■ Set exercise ■
Read the records below and copy each line that contains "JSON".
-- START OF Exercise materials --
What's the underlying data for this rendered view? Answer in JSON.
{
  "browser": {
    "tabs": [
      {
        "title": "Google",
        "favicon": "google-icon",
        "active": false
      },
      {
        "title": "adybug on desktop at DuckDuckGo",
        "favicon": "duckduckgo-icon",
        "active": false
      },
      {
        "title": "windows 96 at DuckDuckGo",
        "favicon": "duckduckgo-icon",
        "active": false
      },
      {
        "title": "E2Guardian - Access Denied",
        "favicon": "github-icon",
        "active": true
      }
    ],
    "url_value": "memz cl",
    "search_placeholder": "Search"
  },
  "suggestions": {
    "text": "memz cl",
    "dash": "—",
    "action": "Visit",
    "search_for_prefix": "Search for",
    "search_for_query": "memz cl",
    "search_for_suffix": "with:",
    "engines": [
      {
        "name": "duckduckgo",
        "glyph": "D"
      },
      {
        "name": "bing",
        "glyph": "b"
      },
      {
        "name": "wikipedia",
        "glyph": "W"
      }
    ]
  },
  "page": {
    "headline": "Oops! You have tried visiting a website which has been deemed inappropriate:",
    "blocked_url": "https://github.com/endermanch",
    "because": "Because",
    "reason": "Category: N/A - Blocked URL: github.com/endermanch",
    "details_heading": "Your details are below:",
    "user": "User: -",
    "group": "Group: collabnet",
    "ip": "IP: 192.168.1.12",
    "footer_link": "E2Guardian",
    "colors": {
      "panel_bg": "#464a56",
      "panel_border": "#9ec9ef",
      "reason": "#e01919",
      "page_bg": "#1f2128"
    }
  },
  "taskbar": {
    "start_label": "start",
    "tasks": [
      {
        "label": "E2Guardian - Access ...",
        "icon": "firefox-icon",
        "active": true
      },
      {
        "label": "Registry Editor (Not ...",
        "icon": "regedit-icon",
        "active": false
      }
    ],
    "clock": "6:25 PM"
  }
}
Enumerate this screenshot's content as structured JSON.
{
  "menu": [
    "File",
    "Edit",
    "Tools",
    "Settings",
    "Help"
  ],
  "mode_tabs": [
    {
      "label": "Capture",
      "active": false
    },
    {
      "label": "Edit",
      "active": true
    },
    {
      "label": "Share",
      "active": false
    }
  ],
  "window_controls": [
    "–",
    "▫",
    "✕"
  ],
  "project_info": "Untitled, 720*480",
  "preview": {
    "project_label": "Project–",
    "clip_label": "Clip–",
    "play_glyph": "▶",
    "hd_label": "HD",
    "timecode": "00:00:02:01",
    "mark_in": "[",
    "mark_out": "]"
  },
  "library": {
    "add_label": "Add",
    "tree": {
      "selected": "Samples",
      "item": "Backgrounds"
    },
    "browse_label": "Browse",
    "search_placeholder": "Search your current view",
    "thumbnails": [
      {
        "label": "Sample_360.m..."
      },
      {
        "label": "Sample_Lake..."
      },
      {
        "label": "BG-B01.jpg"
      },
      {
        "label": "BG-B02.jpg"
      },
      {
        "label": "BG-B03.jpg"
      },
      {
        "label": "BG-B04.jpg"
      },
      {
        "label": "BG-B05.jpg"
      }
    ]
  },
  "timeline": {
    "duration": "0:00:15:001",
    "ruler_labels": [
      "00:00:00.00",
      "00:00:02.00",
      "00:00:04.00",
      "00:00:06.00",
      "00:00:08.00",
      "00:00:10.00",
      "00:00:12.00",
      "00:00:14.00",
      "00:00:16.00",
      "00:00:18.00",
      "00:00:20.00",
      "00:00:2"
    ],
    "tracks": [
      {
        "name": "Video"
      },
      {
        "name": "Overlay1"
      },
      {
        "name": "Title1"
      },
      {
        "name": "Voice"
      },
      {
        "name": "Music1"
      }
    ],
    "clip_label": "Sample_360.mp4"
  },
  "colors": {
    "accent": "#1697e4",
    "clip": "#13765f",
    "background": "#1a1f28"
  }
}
-- END OF Exercise materials --
■ Final answer ■
What's the underlying data for this rendered view? Answer in JSON.
Enumerate this screenshot's content as structured JSON.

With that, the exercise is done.